Exercise objective:
When the word "Brandfarliga" shows up in a line of the data below, copy that whole line.

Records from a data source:
· · · · ·

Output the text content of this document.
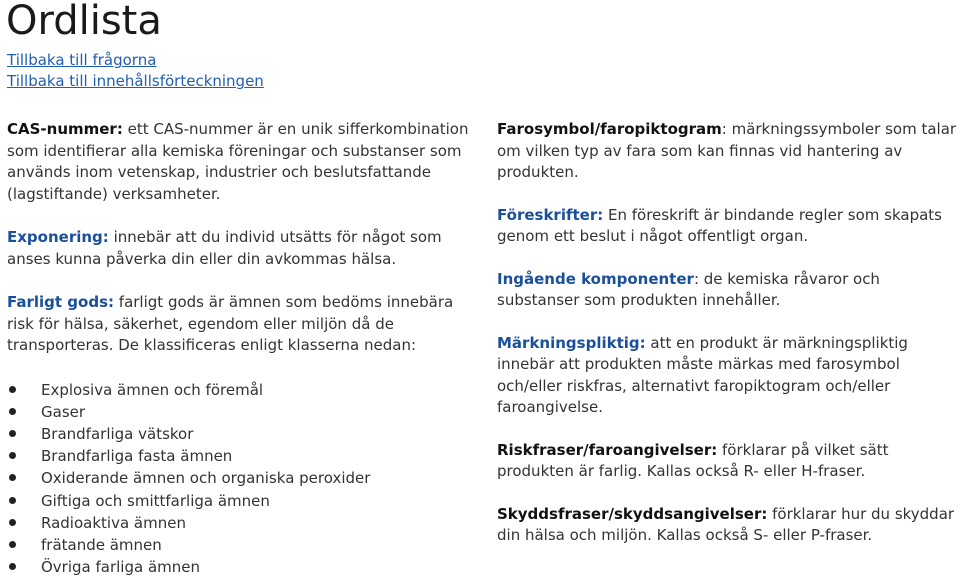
Ordlista
Tillbaka till frågorna
Tillbaka till innehållsförteckningen

CAS-nummer: ett CAS-nummer är en unik sifferkombination som identifierar alla kemiska föreningar och substanser som används inom vetenskap, industrier och beslutsfattande (lagstiftande) verksamheter.

Exponering: innebär att du individ utsätts för något som anses kunna påverka din eller din avkommas hälsa.

Farligt gods: farligt gods är ämnen som bedöms innebära risk för hälsa, säkerhet, egendom eller miljön då de transporteras. De klassificeras enligt klasserna nedan:

Explosiva ämnen och föremål
Gaser
Brandfarliga vätskor
Brandfarliga fasta ämnen
Oxiderande ämnen och organiska peroxider
Giftiga och smittfarliga ämnen
Radioaktiva ämnen
frätande ämnen
Övriga farliga ämnen

Farosymbol/faropiktogram: märkningssymboler som talar om vilken typ av fara som kan finnas vid hantering av produkten.

Föreskrifter: En föreskrift är bindande regler som skapats genom ett beslut i något offentligt organ.

Ingående komponenter: de kemiska råvaror och substanser som produkten innehåller.

Märkningspliktig: att en produkt är märkningspliktig innebär att produkten måste märkas med farosymbol och/eller riskfras, alternativt faropiktogram och/eller faroangivelse.

Riskfraser/faroangivelser: förklarar på vilket sätt produkten är farlig. Kallas också R- eller H-fraser.

Skyddsfraser/skyddsangivelser: förklarar hur du skyddar din hälsa och miljön. Kallas också S- eller P-fraser.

· · · · ·

Expected output:
Brandfarliga vätskor
Brandfarliga fasta ämnen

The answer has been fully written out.